◆ **SUPPLIED RECORDS**:
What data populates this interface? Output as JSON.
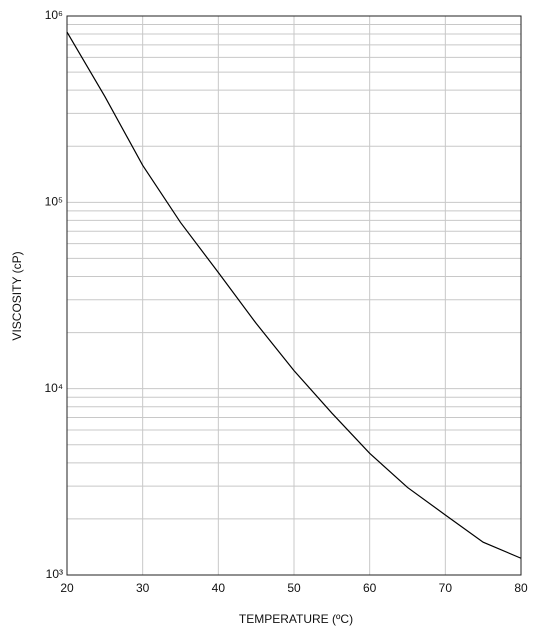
{
  "chart_data": {
    "type": "line",
    "x_label": "TEMPERATURE (ºC)",
    "y_label": "VISCOSITY (cP)",
    "x": [
      20,
      25,
      30,
      35,
      40,
      45,
      50,
      55,
      60,
      65,
      70,
      75,
      80
    ],
    "series": [
      {
        "name": "Viscosity",
        "color": "#000000",
        "values": [
          820000,
          370000,
          158000,
          78000,
          42000,
          22400,
          12500,
          7400,
          4500,
          2950,
          2100,
          1500,
          1230
        ]
      }
    ],
    "xlim": [
      20,
      80
    ],
    "xticks": [
      20,
      30,
      40,
      50,
      60,
      70,
      80
    ],
    "ylim": [
      1000,
      1000000
    ],
    "log_y": true,
    "minor_grid": true,
    "grid": true,
    "yticks": [
      {
        "value": 1000,
        "label": "10³"
      },
      {
        "value": 10000,
        "label": "10⁴"
      },
      {
        "value": 100000,
        "label": "10⁵"
      },
      {
        "value": 1000000,
        "label": "10⁶"
      }
    ]
  }
}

◆ **EXERCISE REQUIREMENTS**: Without including any pictures, print all of the material exactly as given.

◆ **SOLUTION BELOW**:
What data populates this interface? Output as JSON.
{
  "chart_data": {
    "type": "line",
    "x_label": "TEMPERATURE (ºC)",
    "y_label": "VISCOSITY (cP)",
    "x": [
      20,
      25,
      30,
      35,
      40,
      45,
      50,
      55,
      60,
      65,
      70,
      75,
      80
    ],
    "series": [
      {
        "name": "Viscosity",
        "color": "#000000",
        "values": [
          820000,
          370000,
          158000,
          78000,
          42000,
          22400,
          12500,
          7400,
          4500,
          2950,
          2100,
          1500,
          1230
        ]
      }
    ],
    "xlim": [
      20,
      80
    ],
    "xticks": [
      20,
      30,
      40,
      50,
      60,
      70,
      80
    ],
    "ylim": [
      1000,
      1000000
    ],
    "log_y": true,
    "minor_grid": true,
    "grid": true,
    "yticks": [
      {
        "value": 1000,
        "label": "10³"
      },
      {
        "value": 10000,
        "label": "10⁴"
      },
      {
        "value": 100000,
        "label": "10⁵"
      },
      {
        "value": 1000000,
        "label": "10⁶"
      }
    ]
  }
}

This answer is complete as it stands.